Increasing drug penalties possible

DUNEDIN, Fla. — Baseball union head Michael Weiner said Monday there have been talks about increasing the penalties for violating baseball’s drug testing program.

“There are certainly some players who have expressed that,” Weiner said. “We’ve had discussions with the commissioner’s office. If it turns out that we have a different penalty structure because that’s what players are interested in, that’s what the owners are interested in, it will be for 2014.”

Weiner spoke to the media after he met with the Toronto Blue Jays as part of his annual tour of spring training camps.

“On one hand, we do have the toughest penalties of any team sport,” Weiner said. “Fifty games is more than you’d see for the first time in football and hockey and basketball. More and more players are vocal about the desire to have a clean game. More and More players are vocal about being willing to accept sacrifices in terms of testing in order to make sure we have a clean game.”

Changes to the drug program must be approved by both Major League Baseball and the players’ union.

“One of the strengths of our Joint Drug Testing Program is that the bargaining parties have an ongoing dialogue about the program and potential changes that can make it even more effective,” MLB spokesman Pat Courtney said in an email. “We look forward to discussions with the MLBPA about changes that may be needed to respond to recent developments.”

One area where increased attention helped encourage change was in testing for human growth hormone.

“The players approved this change, and it was an important change to have year around blood testing to improve the possibility of detection for the use of HGH,” Weiner said. “It was something the players felt very strongly about.”

The players at this point have very little patience for players that are trying to cheat the system, and understand that year around HGH testing is an important component.”

● Data provided
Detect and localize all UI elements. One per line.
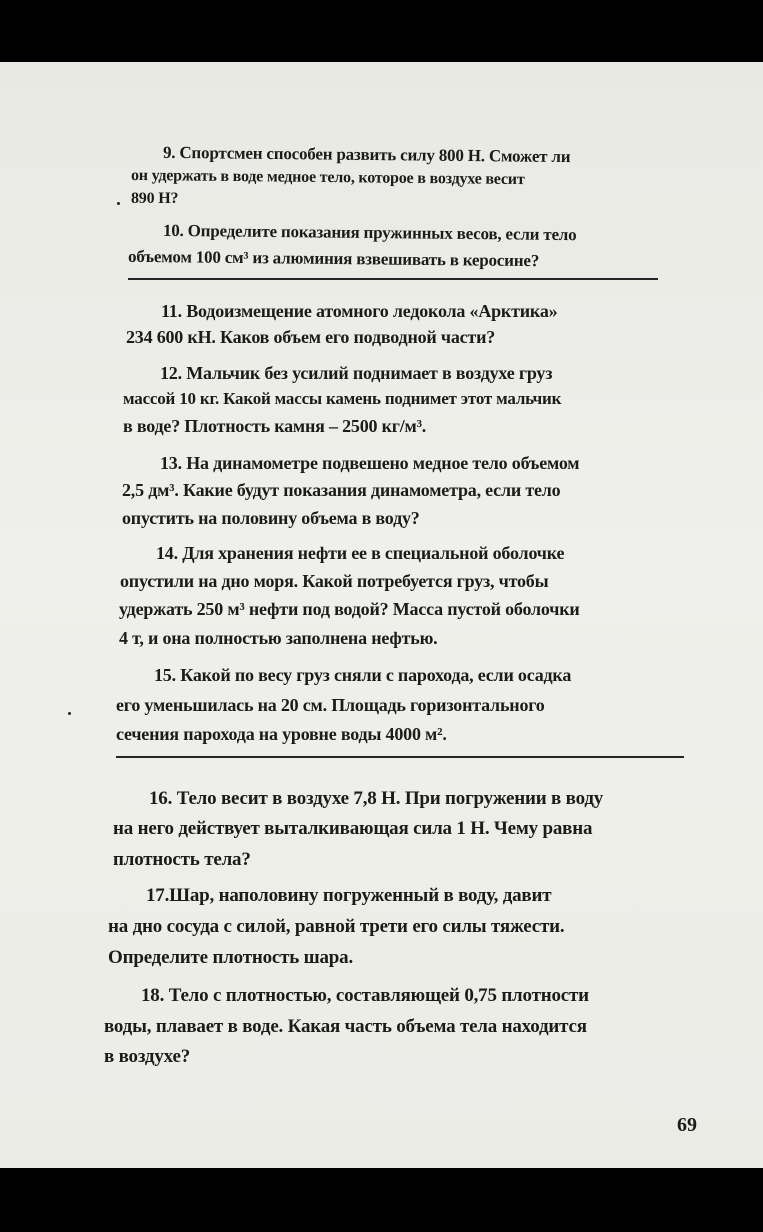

● Tasks to carry out
• A. In the article on baseball drug penalties, which team did Weiner meet with before speaking to the media?
• B. Reproduce the passage of the article on baseball drug penalties starting with "Increasing drug penalties" and going on through "spring training camps.".
The data shown alongside the article was taken from an unrelated source.

● Results by task
• A. The Toronto Blue Jays.

• B.
Increasing drug penalties possible

DUNEDIN, Fla. — Baseball union head Michael Weiner said Monday there have been talks about increasing the penalties for violating baseball’s drug testing program.

“There are certainly some players who have expressed that,” Weiner said. “We’ve had discussions with the commissioner’s office. If it turns out that we have a different penalty structure because that’s what players are interested in, that’s what the owners are interested in, it will be for 2014.”

Weiner spoke to the media after he met with the Toronto Blue Jays as part of his annual tour of spring training camps.